** START **
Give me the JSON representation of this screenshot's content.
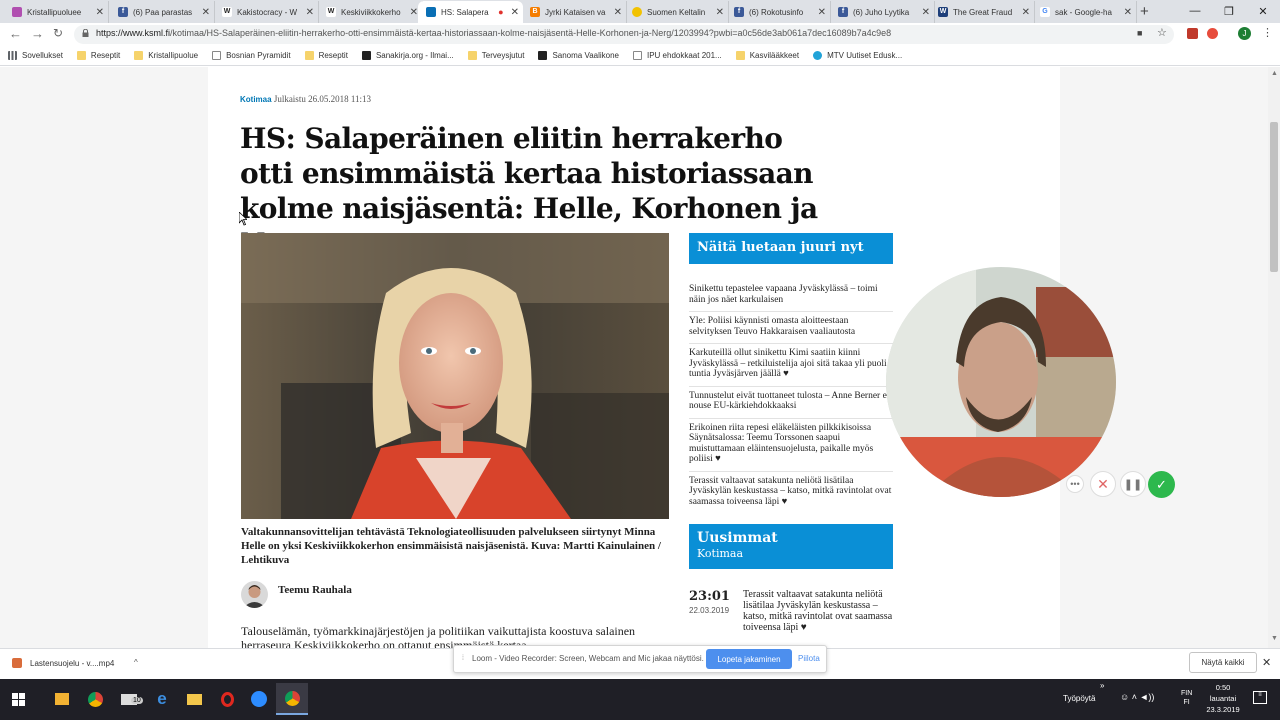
{
  "tabs": [
    {
      "title": "Kristallipuoluee",
      "favicon_color": "#b04fb0",
      "favicon_glyph": ""
    },
    {
      "title": "(6) Paa parastas",
      "favicon_color": "#3b5998",
      "favicon_glyph": "f"
    },
    {
      "title": "Kakistocracy - W",
      "favicon_color": "#ffffff",
      "favicon_glyph": "W"
    },
    {
      "title": "Keskiviikkokerho",
      "favicon_color": "#ffffff",
      "favicon_glyph": "W"
    },
    {
      "title": "HS: Salapera",
      "favicon_color": "#0a6fb5",
      "favicon_glyph": "",
      "active": true
    },
    {
      "title": "Jyrki Kataisen va",
      "favicon_color": "#f57d00",
      "favicon_glyph": "B"
    },
    {
      "title": "Suomen Keltalin",
      "favicon_color": "#f2c200",
      "favicon_glyph": ""
    },
    {
      "title": "(6) Rokotusinfo",
      "favicon_color": "#3b5998",
      "favicon_glyph": "f"
    },
    {
      "title": "(6) Juho Lyytika",
      "favicon_color": "#3b5998",
      "favicon_glyph": "f"
    },
    {
      "title": "The Great Fraud",
      "favicon_color": "#1e3f7a",
      "favicon_glyph": "W"
    },
    {
      "title": "sak - Google-ha",
      "favicon_color": "#4285f4",
      "favicon_glyph": "G"
    }
  ],
  "address": {
    "url_prefix": "https://www.ksml.fi",
    "url_rest": "/kotimaa/HS-Salaperäinen-eliitin-herrakerho-otti-ensimmäistä-kertaa-historiassaan-kolme-naisjäsentä-Helle-Korhonen-ja-Nerg/1203994?pwbi=a0c56de3ab061a7dec16089b7a4c9e8"
  },
  "bookmarks": [
    {
      "label": "Sovellukset",
      "color": "#5f6368"
    },
    {
      "label": "Reseptit",
      "color": "#f6d36b"
    },
    {
      "label": "Kristallipuolue",
      "color": "#f6d36b"
    },
    {
      "label": "Bosnian Pyramidit",
      "color": "#ffffff"
    },
    {
      "label": "Reseptit",
      "color": "#f6d36b"
    },
    {
      "label": "Sanakirja.org - Ilmai...",
      "color": "#222222"
    },
    {
      "label": "Terveysjutut",
      "color": "#f6d36b"
    },
    {
      "label": "Sanoma Vaalikone",
      "color": "#222222"
    },
    {
      "label": "IPU ehdokkaat 201...",
      "color": "#ffffff"
    },
    {
      "label": "Kasvilääkkeet",
      "color": "#f6d36b"
    },
    {
      "label": "MTV Uutiset Edusk...",
      "color": "#21a3d8"
    }
  ],
  "article": {
    "category": "Kotimaa",
    "published": "Julkaistu 26.05.2018 11:13",
    "headline": "HS: Salaperäinen eliitin herrakerho otti ensimmäistä kertaa historiassaan kolme naisjäsentä: Helle, Korhonen ja Nerg",
    "caption": "Valtakunnansovittelijan tehtävästä Teknologiateollisuuden palvelukseen siirtynyt Minna Helle on yksi Keskiviikkokerhon ensimmäisistä naisjäsenistä. Kuva: Martti Kainulainen / Lehtikuva",
    "author": "Teemu Rauhala",
    "lead": "Talouselämän, työmarkkinajärjestöjen ja politiikan vaikuttajista koostuva salainen herraseura Keskiviikkokerho on ottanut ensimmäistä kertaa"
  },
  "most_read": {
    "title": "Näitä luetaan juuri nyt",
    "items": [
      "Sinikettu tepastelee vapaana Jyväskylässä – toimi näin jos näet karkulaisen",
      "Yle: Poliisi käynnisti omasta aloitteestaan selvityksen Teuvo Hakkaraisen vaaliautosta",
      "Karkuteillä ollut sinikettu Kimi saatiin kiinni Jyväskylässä – retkiluistelija ajoi sitä takaa yli puoli tuntia Jyväsjärven jäällä ♥",
      "Tunnustelut eivät tuottaneet tulosta – Anne Berner ei nouse EU-kärkiehdokkaaksi",
      "Erikoinen riita repesi eläkeläisten pilkkikisoissa Säynätsalossa: Teemu Torssonen saapui muistuttamaan eläintensuojelusta, paikalle myös poliisi ♥",
      "Terassit valtaavat satakunta neliötä lisätilaa Jyväskylän keskustassa – katso, mitkä ravintolat ovat saamassa toiveensa läpi ♥"
    ]
  },
  "latest": {
    "title": "Uusimmat",
    "subtitle": "Kotimaa",
    "time": "23:01",
    "date": "22.03.2019",
    "text": "Terassit valtaavat satakunta neliötä lisätilaa Jyväskylän keskustassa – katso, mitkä ravintolat ovat saamassa toiveensa läpi ♥"
  },
  "download": {
    "file": "Lastensuojelu - v....mp4",
    "show_all": "Näytä kaikki"
  },
  "loom": {
    "text": "Loom - Video Recorder: Screen, Webcam and Mic jakaa näyttösi.",
    "stop": "Lopeta jakaminen",
    "hide": "Piilota"
  },
  "taskbar": {
    "workspace": "Työpöytä",
    "lang_top": "FIN",
    "lang_bottom": "FI",
    "time": "0:50",
    "day": "lauantai",
    "date": "23.3.2019",
    "mail_badge": "10"
  },
  "colors": {
    "accent_blue": "#0a8fd6",
    "category_blue": "#0077b5",
    "loom_blue": "#4d8fee",
    "done_green": "#2db84d"
  }
}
** END **
Request: Copy the listing word for word, excluding its pictures.

Complete response:
Give me the JSON representation of this screenshot's content.
{
  "tabs": [
    {
      "title": "Kristallipuoluee",
      "favicon_color": "#b04fb0",
      "favicon_glyph": ""
    },
    {
      "title": "(6) Paa parastas",
      "favicon_color": "#3b5998",
      "favicon_glyph": "f"
    },
    {
      "title": "Kakistocracy - W",
      "favicon_color": "#ffffff",
      "favicon_glyph": "W"
    },
    {
      "title": "Keskiviikkokerho",
      "favicon_color": "#ffffff",
      "favicon_glyph": "W"
    },
    {
      "title": "HS: Salapera",
      "favicon_color": "#0a6fb5",
      "favicon_glyph": "",
      "active": true
    },
    {
      "title": "Jyrki Kataisen va",
      "favicon_color": "#f57d00",
      "favicon_glyph": "B"
    },
    {
      "title": "Suomen Keltalin",
      "favicon_color": "#f2c200",
      "favicon_glyph": ""
    },
    {
      "title": "(6) Rokotusinfo",
      "favicon_color": "#3b5998",
      "favicon_glyph": "f"
    },
    {
      "title": "(6) Juho Lyytika",
      "favicon_color": "#3b5998",
      "favicon_glyph": "f"
    },
    {
      "title": "The Great Fraud",
      "favicon_color": "#1e3f7a",
      "favicon_glyph": "W"
    },
    {
      "title": "sak - Google-ha",
      "favicon_color": "#4285f4",
      "favicon_glyph": "G"
    }
  ],
  "address": {
    "url_prefix": "https://www.ksml.fi",
    "url_rest": "/kotimaa/HS-Salaperäinen-eliitin-herrakerho-otti-ensimmäistä-kertaa-historiassaan-kolme-naisjäsentä-Helle-Korhonen-ja-Nerg/1203994?pwbi=a0c56de3ab061a7dec16089b7a4c9e8"
  },
  "bookmarks": [
    {
      "label": "Sovellukset",
      "color": "#5f6368"
    },
    {
      "label": "Reseptit",
      "color": "#f6d36b"
    },
    {
      "label": "Kristallipuolue",
      "color": "#f6d36b"
    },
    {
      "label": "Bosnian Pyramidit",
      "color": "#ffffff"
    },
    {
      "label": "Reseptit",
      "color": "#f6d36b"
    },
    {
      "label": "Sanakirja.org - Ilmai...",
      "color": "#222222"
    },
    {
      "label": "Terveysjutut",
      "color": "#f6d36b"
    },
    {
      "label": "Sanoma Vaalikone",
      "color": "#222222"
    },
    {
      "label": "IPU ehdokkaat 201...",
      "color": "#ffffff"
    },
    {
      "label": "Kasvilääkkeet",
      "color": "#f6d36b"
    },
    {
      "label": "MTV Uutiset Edusk...",
      "color": "#21a3d8"
    }
  ],
  "article": {
    "category": "Kotimaa",
    "published": "Julkaistu 26.05.2018 11:13",
    "headline": "HS: Salaperäinen eliitin herrakerho otti ensimmäistä kertaa historiassaan kolme naisjäsentä: Helle, Korhonen ja Nerg",
    "caption": "Valtakunnansovittelijan tehtävästä Teknologiateollisuuden palvelukseen siirtynyt Minna Helle on yksi Keskiviikkokerhon ensimmäisistä naisjäsenistä. Kuva: Martti Kainulainen / Lehtikuva",
    "author": "Teemu Rauhala",
    "lead": "Talouselämän, työmarkkinajärjestöjen ja politiikan vaikuttajista koostuva salainen herraseura Keskiviikkokerho on ottanut ensimmäistä kertaa"
  },
  "most_read": {
    "title": "Näitä luetaan juuri nyt",
    "items": [
      "Sinikettu tepastelee vapaana Jyväskylässä – toimi näin jos näet karkulaisen",
      "Yle: Poliisi käynnisti omasta aloitteestaan selvityksen Teuvo Hakkaraisen vaaliautosta",
      "Karkuteillä ollut sinikettu Kimi saatiin kiinni Jyväskylässä – retkiluistelija ajoi sitä takaa yli puoli tuntia Jyväsjärven jäällä ♥",
      "Tunnustelut eivät tuottaneet tulosta – Anne Berner ei nouse EU-kärkiehdokkaaksi",
      "Erikoinen riita repesi eläkeläisten pilkkikisoissa Säynätsalossa: Teemu Torssonen saapui muistuttamaan eläintensuojelusta, paikalle myös poliisi ♥",
      "Terassit valtaavat satakunta neliötä lisätilaa Jyväskylän keskustassa – katso, mitkä ravintolat ovat saamassa toiveensa läpi ♥"
    ]
  },
  "latest": {
    "title": "Uusimmat",
    "subtitle": "Kotimaa",
    "time": "23:01",
    "date": "22.03.2019",
    "text": "Terassit valtaavat satakunta neliötä lisätilaa Jyväskylän keskustassa – katso, mitkä ravintolat ovat saamassa toiveensa läpi ♥"
  },
  "download": {
    "file": "Lastensuojelu - v....mp4",
    "show_all": "Näytä kaikki"
  },
  "loom": {
    "text": "Loom - Video Recorder: Screen, Webcam and Mic jakaa näyttösi.",
    "stop": "Lopeta jakaminen",
    "hide": "Piilota"
  },
  "taskbar": {
    "workspace": "Työpöytä",
    "lang_top": "FIN",
    "lang_bottom": "FI",
    "time": "0:50",
    "day": "lauantai",
    "date": "23.3.2019",
    "mail_badge": "10"
  },
  "colors": {
    "accent_blue": "#0a8fd6",
    "category_blue": "#0077b5",
    "loom_blue": "#4d8fee",
    "done_green": "#2db84d"
  }
}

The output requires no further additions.